◆ WHAT YOU ARE ASKED TO DO ◆
Reproduce all the lines below exactly and omit the images.
----
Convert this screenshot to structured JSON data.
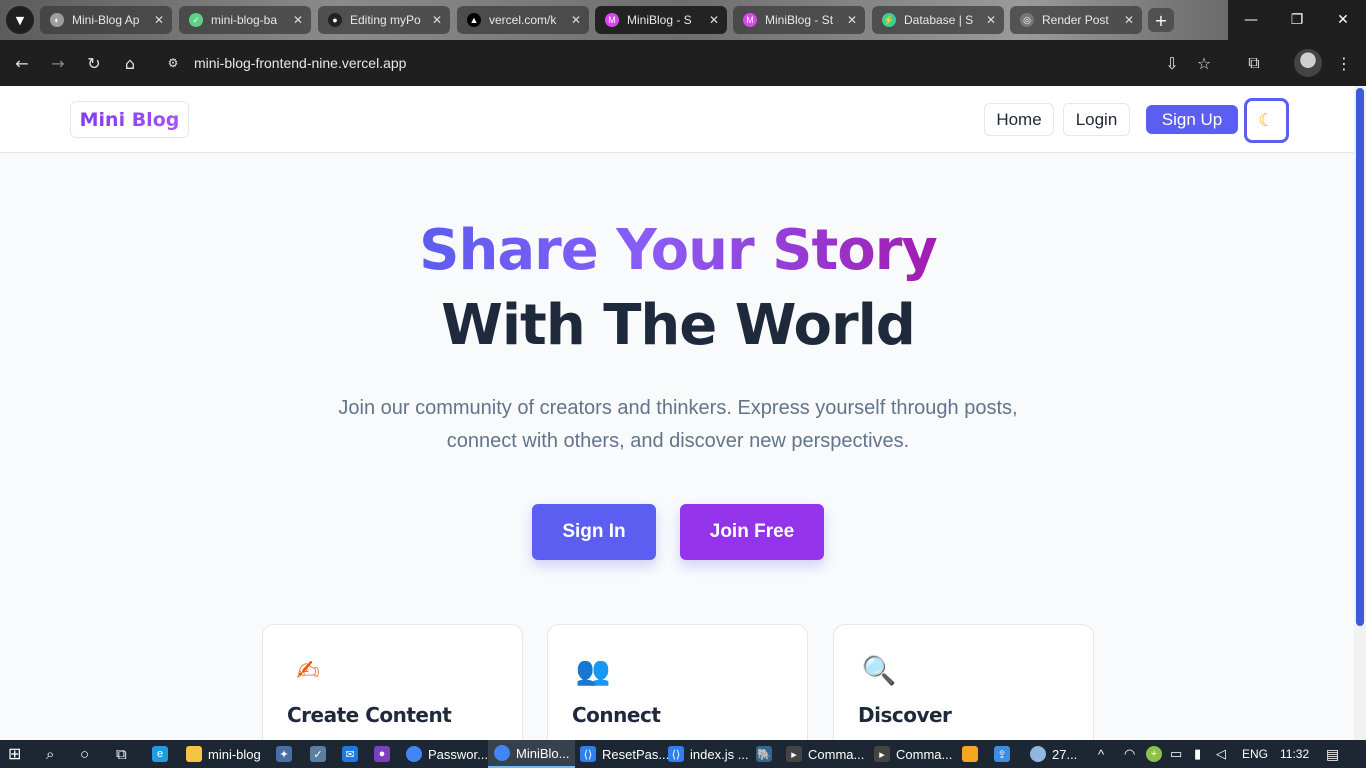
{
  "browser": {
    "tabs": [
      {
        "label": "Mini-Blog Ap",
        "icon": "compass-icon",
        "color": "#9e9e9e"
      },
      {
        "label": "mini-blog-ba",
        "icon": "render-icon",
        "color": "#5fd08a"
      },
      {
        "label": "Editing myPo",
        "icon": "github-icon",
        "color": "#222222"
      },
      {
        "label": "vercel.com/k",
        "icon": "vercel-icon",
        "color": "#000000"
      },
      {
        "label": "MiniBlog - S",
        "icon": "miniblog-icon",
        "color": "#d946ef"
      },
      {
        "label": "MiniBlog - St",
        "icon": "miniblog-icon",
        "color": "#d946ef"
      },
      {
        "label": "Database | S",
        "icon": "supabase-icon",
        "color": "#3ecf8e"
      },
      {
        "label": "Render Post",
        "icon": "globe-icon",
        "color": "#777777"
      }
    ],
    "new_tab": "+",
    "url": "mini-blog-frontend-nine.vercel.app"
  },
  "site": {
    "logo": "Mini Blog",
    "nav": {
      "home": "Home",
      "login": "Login",
      "signup": "Sign Up",
      "theme_icon": "☾"
    },
    "hero": {
      "line1_a": "Share Your Story",
      "line2": "With The World",
      "subtitle": "Join our community of creators and thinkers. Express yourself through posts, connect with others, and discover new perspectives."
    },
    "cta": {
      "signin": "Sign In",
      "join": "Join Free"
    },
    "features": [
      {
        "title": "Create Content",
        "icon": "✍"
      },
      {
        "title": "Connect",
        "icon": "👥"
      },
      {
        "title": "Discover",
        "icon": "🔍"
      }
    ]
  },
  "taskbar": {
    "items": [
      {
        "label": "mini-blog",
        "icon": "folder-icon",
        "color": "#f5c542"
      },
      {
        "label": "Passwor...",
        "icon": "chrome-icon",
        "color": "#4285f4"
      },
      {
        "label": "MiniBlo...",
        "icon": "chrome-icon",
        "color": "#4285f4"
      },
      {
        "label": "ResetPas...",
        "icon": "vscode-icon",
        "color": "#2f80ed"
      },
      {
        "label": "index.js ...",
        "icon": "vscode-icon",
        "color": "#2f80ed"
      },
      {
        "label": "Comma...",
        "icon": "terminal-icon",
        "color": "#444444"
      },
      {
        "label": "Comma...",
        "icon": "terminal-icon",
        "color": "#444444"
      }
    ],
    "weather": "27...",
    "language": "ENG",
    "time": "11:32"
  }
}
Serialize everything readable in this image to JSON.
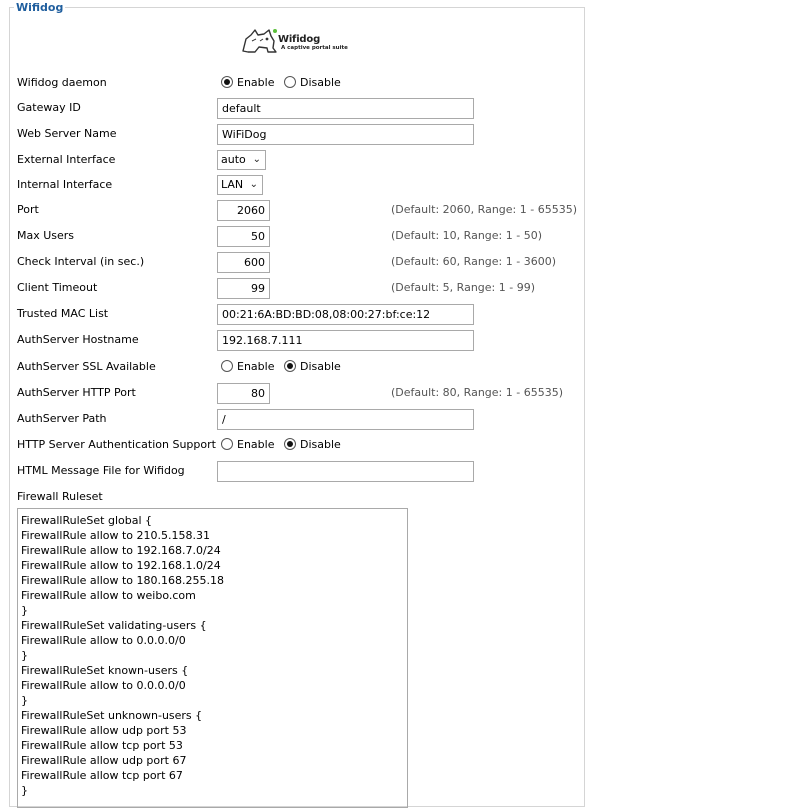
{
  "section": {
    "title": "Wifidog"
  },
  "logo": {
    "title": "Wifidog",
    "subtitle": "A captive portal suite"
  },
  "daemon": {
    "label": "Wifidog daemon",
    "options": [
      "Enable",
      "Disable"
    ],
    "selected": "Enable"
  },
  "gateway_id": {
    "label": "Gateway ID",
    "value": "default"
  },
  "web_server_name": {
    "label": "Web Server Name",
    "value": "WiFiDog"
  },
  "external_interface": {
    "label": "External Interface",
    "value": "auto"
  },
  "internal_interface": {
    "label": "Internal Interface",
    "value": "LAN"
  },
  "port": {
    "label": "Port",
    "value": "2060",
    "hint": "(Default: 2060, Range: 1 - 65535)"
  },
  "max_users": {
    "label": "Max Users",
    "value": "50",
    "hint": "(Default: 10, Range: 1 - 50)"
  },
  "check_interval": {
    "label": "Check Interval (in sec.)",
    "value": "600",
    "hint": "(Default: 60, Range: 1 - 3600)"
  },
  "client_timeout": {
    "label": "Client Timeout",
    "value": "99",
    "hint": "(Default: 5, Range: 1 - 99)"
  },
  "trusted_mac": {
    "label": "Trusted MAC List",
    "value": "00:21:6A:BD:BD:08,08:00:27:bf:ce:12"
  },
  "auth_hostname": {
    "label": "AuthServer Hostname",
    "value": "192.168.7.111"
  },
  "auth_ssl": {
    "label": "AuthServer SSL Available",
    "options": [
      "Enable",
      "Disable"
    ],
    "selected": "Disable"
  },
  "auth_http_port": {
    "label": "AuthServer HTTP Port",
    "value": "80",
    "hint": "(Default: 80, Range: 1 - 65535)"
  },
  "auth_path": {
    "label": "AuthServer Path",
    "value": "/"
  },
  "http_auth": {
    "label": "HTTP Server Authentication Support",
    "options": [
      "Enable",
      "Disable"
    ],
    "selected": "Disable"
  },
  "html_message": {
    "label": "HTML Message File for Wifidog",
    "value": ""
  },
  "firewall": {
    "label": "Firewall Ruleset",
    "lines": [
      "FirewallRuleSet global {",
      "FirewallRule allow to 210.5.158.31",
      "FirewallRule allow to 192.168.7.0/24",
      "FirewallRule allow to 192.168.1.0/24",
      "FirewallRule allow to 180.168.255.18",
      "FirewallRule allow to weibo.com",
      "}",
      "FirewallRuleSet validating-users {",
      "FirewallRule allow to 0.0.0.0/0",
      "}",
      "FirewallRuleSet known-users {",
      "FirewallRule allow to 0.0.0.0/0",
      "}",
      "FirewallRuleSet unknown-users {",
      "FirewallRule allow udp port 53",
      "FirewallRule allow tcp port 53",
      "FirewallRule allow udp port 67",
      "FirewallRule allow tcp port 67",
      "}"
    ]
  }
}
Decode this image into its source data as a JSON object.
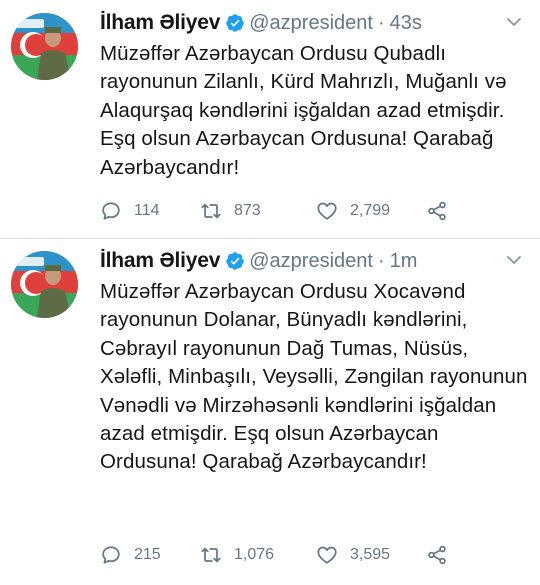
{
  "tweets": [
    {
      "author_name": "İlham Əliyev",
      "handle": "@azpresident",
      "separator": "·",
      "time": "43s",
      "text": "Müzəffər Azərbaycan Ordusu Qubadlı rayonunun Zilanlı, Kürd Mahrızlı, Muğanlı və Alaqurşaq kəndlərini işğaldan azad etmişdir. Eşq olsun Azərbaycan Ordusuna! Qarabağ Azərbaycandır!",
      "replies": "114",
      "retweets": "873",
      "likes": "2,799"
    },
    {
      "author_name": "İlham Əliyev",
      "handle": "@azpresident",
      "separator": "·",
      "time": "1m",
      "text": "Müzəffər Azərbaycan Ordusu Xocavənd rayonunun Dolanar, Bünyadlı kəndlərini, Cəbrayıl rayonunun Dağ Tumas, Nüsüs, Xələfli, Minbaşılı, Veysəlli, Zəngilan rayonunun Vənədli və Mirzəhəsənli kəndlərini işğaldan azad etmişdir. Eşq olsun Azərbaycan Ordusuna! Qarabağ Azərbaycandır!",
      "replies": "215",
      "retweets": "1,076",
      "likes": "3,595"
    }
  ],
  "icons": {
    "verified": "verified-badge-icon",
    "caret": "chevron-down-icon",
    "reply": "reply-icon",
    "retweet": "retweet-icon",
    "like": "heart-icon",
    "share": "share-icon"
  },
  "colors": {
    "text": "#14171a",
    "secondary": "#657786",
    "verified": "#1da1f2",
    "divider": "#d8dee3"
  }
}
----
◆ OUTPUT FOR THIS EXERCISE ◆
Convert this screenshot to structured JSON data.
{
  "browser": {
    "tabs": [
      {
        "label": "Mini-Blog Ap",
        "icon": "compass-icon",
        "color": "#9e9e9e"
      },
      {
        "label": "mini-blog-ba",
        "icon": "render-icon",
        "color": "#5fd08a"
      },
      {
        "label": "Editing myPo",
        "icon": "github-icon",
        "color": "#222222"
      },
      {
        "label": "vercel.com/k",
        "icon": "vercel-icon",
        "color": "#000000"
      },
      {
        "label": "MiniBlog - S",
        "icon": "miniblog-icon",
        "color": "#d946ef"
      },
      {
        "label": "MiniBlog - St",
        "icon": "miniblog-icon",
        "color": "#d946ef"
      },
      {
        "label": "Database | S",
        "icon": "supabase-icon",
        "color": "#3ecf8e"
      },
      {
        "label": "Render Post",
        "icon": "globe-icon",
        "color": "#777777"
      }
    ],
    "new_tab": "+",
    "url": "mini-blog-frontend-nine.vercel.app"
  },
  "site": {
    "logo": "Mini Blog",
    "nav": {
      "home": "Home",
      "login": "Login",
      "signup": "Sign Up",
      "theme_icon": "☾"
    },
    "hero": {
      "line1_a": "Share Your Story",
      "line2": "With The World",
      "subtitle": "Join our community of creators and thinkers. Express yourself through posts, connect with others, and discover new perspectives."
    },
    "cta": {
      "signin": "Sign In",
      "join": "Join Free"
    },
    "features": [
      {
        "title": "Create Content",
        "icon": "✍"
      },
      {
        "title": "Connect",
        "icon": "👥"
      },
      {
        "title": "Discover",
        "icon": "🔍"
      }
    ]
  },
  "taskbar": {
    "items": [
      {
        "label": "mini-blog",
        "icon": "folder-icon",
        "color": "#f5c542"
      },
      {
        "label": "Passwor...",
        "icon": "chrome-icon",
        "color": "#4285f4"
      },
      {
        "label": "MiniBlo...",
        "icon": "chrome-icon",
        "color": "#4285f4"
      },
      {
        "label": "ResetPas...",
        "icon": "vscode-icon",
        "color": "#2f80ed"
      },
      {
        "label": "index.js ...",
        "icon": "vscode-icon",
        "color": "#2f80ed"
      },
      {
        "label": "Comma...",
        "icon": "terminal-icon",
        "color": "#444444"
      },
      {
        "label": "Comma...",
        "icon": "terminal-icon",
        "color": "#444444"
      }
    ],
    "weather": "27...",
    "language": "ENG",
    "time": "11:32"
  }
}
Serialize everything readable in this image to JSON.
{
  "section": {
    "title": "Wifidog"
  },
  "logo": {
    "title": "Wifidog",
    "subtitle": "A captive portal suite"
  },
  "daemon": {
    "label": "Wifidog daemon",
    "options": [
      "Enable",
      "Disable"
    ],
    "selected": "Enable"
  },
  "gateway_id": {
    "label": "Gateway ID",
    "value": "default"
  },
  "web_server_name": {
    "label": "Web Server Name",
    "value": "WiFiDog"
  },
  "external_interface": {
    "label": "External Interface",
    "value": "auto"
  },
  "internal_interface": {
    "label": "Internal Interface",
    "value": "LAN"
  },
  "port": {
    "label": "Port",
    "value": "2060",
    "hint": "(Default: 2060, Range: 1 - 65535)"
  },
  "max_users": {
    "label": "Max Users",
    "value": "50",
    "hint": "(Default: 10, Range: 1 - 50)"
  },
  "check_interval": {
    "label": "Check Interval (in sec.)",
    "value": "600",
    "hint": "(Default: 60, Range: 1 - 3600)"
  },
  "client_timeout": {
    "label": "Client Timeout",
    "value": "99",
    "hint": "(Default: 5, Range: 1 - 99)"
  },
  "trusted_mac": {
    "label": "Trusted MAC List",
    "value": "00:21:6A:BD:BD:08,08:00:27:bf:ce:12"
  },
  "auth_hostname": {
    "label": "AuthServer Hostname",
    "value": "192.168.7.111"
  },
  "auth_ssl": {
    "label": "AuthServer SSL Available",
    "options": [
      "Enable",
      "Disable"
    ],
    "selected": "Disable"
  },
  "auth_http_port": {
    "label": "AuthServer HTTP Port",
    "value": "80",
    "hint": "(Default: 80, Range: 1 - 65535)"
  },
  "auth_path": {
    "label": "AuthServer Path",
    "value": "/"
  },
  "http_auth": {
    "label": "HTTP Server Authentication Support",
    "options": [
      "Enable",
      "Disable"
    ],
    "selected": "Disable"
  },
  "html_message": {
    "label": "HTML Message File for Wifidog",
    "value": ""
  },
  "firewall": {
    "label": "Firewall Ruleset",
    "lines": [
      "FirewallRuleSet global {",
      "FirewallRule allow to 210.5.158.31",
      "FirewallRule allow to 192.168.7.0/24",
      "FirewallRule allow to 192.168.1.0/24",
      "FirewallRule allow to 180.168.255.18",
      "FirewallRule allow to weibo.com",
      "}",
      "FirewallRuleSet validating-users {",
      "FirewallRule allow to 0.0.0.0/0",
      "}",
      "FirewallRuleSet known-users {",
      "FirewallRule allow to 0.0.0.0/0",
      "}",
      "FirewallRuleSet unknown-users {",
      "FirewallRule allow udp port 53",
      "FirewallRule allow tcp port 53",
      "FirewallRule allow udp port 67",
      "FirewallRule allow tcp port 67",
      "}"
    ]
  }
}
Decode this image into its source data as a JSON object.
{
  "tweets": [
    {
      "author_name": "İlham Əliyev",
      "handle": "@azpresident",
      "separator": "·",
      "time": "43s",
      "text": "Müzəffər Azərbaycan Ordusu Qubadlı rayonunun Zilanlı, Kürd Mahrızlı, Muğanlı və Alaqurşaq kəndlərini işğaldan azad etmişdir. Eşq olsun Azərbaycan Ordusuna! Qarabağ Azərbaycandır!",
      "replies": "114",
      "retweets": "873",
      "likes": "2,799"
    },
    {
      "author_name": "İlham Əliyev",
      "handle": "@azpresident",
      "separator": "·",
      "time": "1m",
      "text": "Müzəffər Azərbaycan Ordusu Xocavənd rayonunun Dolanar, Bünyadlı kəndlərini, Cəbrayıl rayonunun Dağ Tumas, Nüsüs, Xələfli, Minbaşılı, Veysəlli, Zəngilan rayonunun Vənədli və Mirzəhəsənli kəndlərini işğaldan azad etmişdir. Eşq olsun Azərbaycan Ordusuna! Qarabağ Azərbaycandır!",
      "replies": "215",
      "retweets": "1,076",
      "likes": "3,595"
    }
  ],
  "icons": {
    "verified": "verified-badge-icon",
    "caret": "chevron-down-icon",
    "reply": "reply-icon",
    "retweet": "retweet-icon",
    "like": "heart-icon",
    "share": "share-icon"
  },
  "colors": {
    "text": "#14171a",
    "secondary": "#657786",
    "verified": "#1da1f2",
    "divider": "#d8dee3"
  }
}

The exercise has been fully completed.